▶ [Task goal] Please set down all the lines beneath this one exactly, without the pictures.

(Recorded data)
★ ★ ★ ★

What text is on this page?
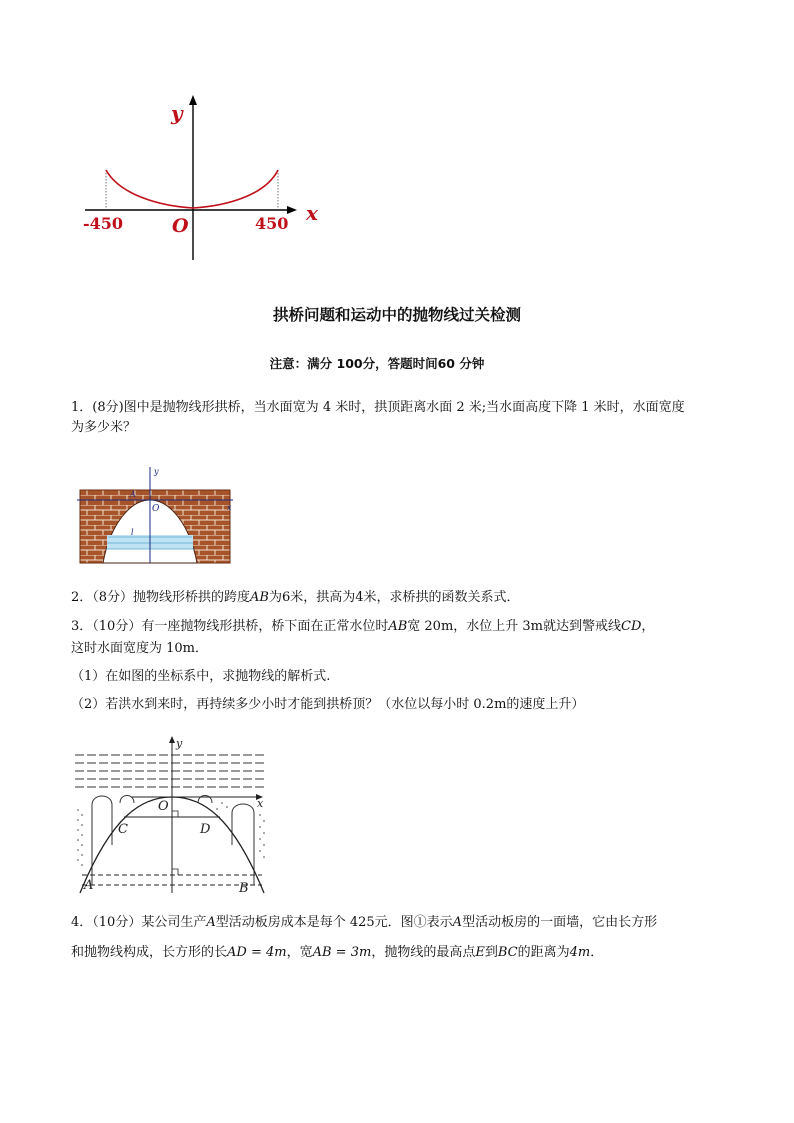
y
x
O
-450	450
拱桥问题和运动中的抛物线过关检测
注意：满分 100分，答题时间60 分钟
1．(8分)图中是抛物线形拱桥，当水面宽为 4 米时，拱顶距离水面 2 米;当水面高度下降 1 米时，水面宽度
为多少米？
y
x
O
A
l
2．（8分）抛物线形桥拱的跨度AB为6米，拱高为4米，求桥拱的函数关系式．
3．（10分）有一座抛物线形拱桥，桥下面在正常水位时AB宽 20m，水位上升 3m就达到警戒线CD，
这时水面宽度为 10m．
（1）在如图的坐标系中，求抛物线的解析式.
（2）若洪水到来时，再持续多少小时才能到拱桥顶？（水位以每小时 0.2m的速度上升）
y
x
O
C	D
A	B
4．（10分）某公司生产A型活动板房成本是每个 425元．图①表示A型活动板房的一面墙，它由长方形
和抛物线构成，长方形的长AD = 4m，宽AB = 3m，抛物线的最高点E到BC的距离为4m．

★ ★ ★ ★

▶ [Exercise solution]
What text is on this page?
y
x
O
-450	450
拱桥问题和运动中的抛物线过关检测
注意：满分 100分，答题时间60 分钟
1．(8分)图中是抛物线形拱桥，当水面宽为 4 米时，拱顶距离水面 2 米;当水面高度下降 1 米时，水面宽度
为多少米？
y
x
O
A
l
2．（8分）抛物线形桥拱的跨度AB为6米，拱高为4米，求桥拱的函数关系式．
3．（10分）有一座抛物线形拱桥，桥下面在正常水位时AB宽 20m，水位上升 3m就达到警戒线CD，
这时水面宽度为 10m．
（1）在如图的坐标系中，求抛物线的解析式.
（2）若洪水到来时，再持续多少小时才能到拱桥顶？（水位以每小时 0.2m的速度上升）
y
x
O
C	D
A	B
4．（10分）某公司生产A型活动板房成本是每个 425元．图①表示A型活动板房的一面墙，它由长方形
和抛物线构成，长方形的长AD = 4m，宽AB = 3m，抛物线的最高点E到BC的距离为4m．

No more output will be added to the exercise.